Alıntı Metin
Diller arasındaki kültür akrabalıkları
Bir kültür varlığı, kültürü oluşturan öğelerin en başta geleni olan dil, bir ulustaki kültür hareketlerinin ve o ulusun başka toplumlarla olan kültür ilişkilerinin büyük ölçüde etkisindedir. Bugün çeşitli dillere ait, elimizde bulunan yazılı ürünlerin en eskilerinde bile başka dilden alınma öğelerin varlığı dikkati çekmektedir.
Örneğin Kristof Kolomb’un Haiti’de gördüğü ve batı Kızılderili sözcüğü hamaka ile andığı bir çeşit salıncak yataklar, denizcilerce Avrupa’ya tanıtılmıştır. Bu sözcük İspanyolcaya hamaca, Fransızcaya hamac, Almancaya Hangematte ve Türkçeye hamak biçiminde yerleşmiştir. Bilindiği gibi diller arasındaki ilişkilerde en çok alınan öğeler, sözcüklerdir. Başta dinsel yaklaşımlar, edebiyat etkilenmeleri olmak üzere birlikte yaşama, ticarî ve siyasal ilişkiler nedeniyle ödünç öğeler, bu ilişkilerin ölçüsü oranında dilden dile aktarılmaktadır.

Verilen Alıştırma
Diller arasındaki kültür akrabalıklarını ele alan metindeki "Bilindiği gibi diller arasındaki ilişkilerde en çok alınan öğeler, sözcüklerdir." cümlesini İngilizceye çeviriniz.

Ham Veri
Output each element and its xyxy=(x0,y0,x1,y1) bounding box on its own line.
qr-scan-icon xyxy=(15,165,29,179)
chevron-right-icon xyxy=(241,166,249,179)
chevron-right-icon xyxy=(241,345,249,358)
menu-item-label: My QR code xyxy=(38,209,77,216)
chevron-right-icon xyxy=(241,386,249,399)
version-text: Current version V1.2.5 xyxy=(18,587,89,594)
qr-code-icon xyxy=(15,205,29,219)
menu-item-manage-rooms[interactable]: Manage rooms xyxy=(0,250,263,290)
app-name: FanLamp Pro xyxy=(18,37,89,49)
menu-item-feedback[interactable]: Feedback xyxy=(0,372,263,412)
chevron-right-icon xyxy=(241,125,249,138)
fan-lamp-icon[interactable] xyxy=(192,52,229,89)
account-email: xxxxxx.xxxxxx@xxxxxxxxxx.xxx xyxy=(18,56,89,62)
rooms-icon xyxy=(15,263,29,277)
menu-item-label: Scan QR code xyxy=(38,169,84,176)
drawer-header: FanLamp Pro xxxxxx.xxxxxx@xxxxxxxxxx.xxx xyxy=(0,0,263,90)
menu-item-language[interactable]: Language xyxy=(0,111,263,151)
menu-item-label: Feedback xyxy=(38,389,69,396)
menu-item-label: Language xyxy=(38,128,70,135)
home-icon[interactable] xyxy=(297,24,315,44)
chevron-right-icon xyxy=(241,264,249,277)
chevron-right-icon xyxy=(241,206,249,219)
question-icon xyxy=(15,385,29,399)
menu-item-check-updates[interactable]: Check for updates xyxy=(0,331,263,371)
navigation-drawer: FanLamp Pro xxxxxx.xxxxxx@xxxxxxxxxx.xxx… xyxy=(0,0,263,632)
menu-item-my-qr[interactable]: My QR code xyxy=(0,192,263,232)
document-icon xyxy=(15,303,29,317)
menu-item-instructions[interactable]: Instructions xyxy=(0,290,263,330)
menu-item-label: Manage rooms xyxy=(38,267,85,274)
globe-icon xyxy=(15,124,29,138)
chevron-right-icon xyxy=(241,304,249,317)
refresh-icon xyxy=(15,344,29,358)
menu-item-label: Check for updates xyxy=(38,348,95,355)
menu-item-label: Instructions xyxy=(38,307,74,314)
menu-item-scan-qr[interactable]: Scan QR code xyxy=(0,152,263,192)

Alıştırmanın Yanıtı
As is well known, the elements most often borrowed in the relations between languages are words.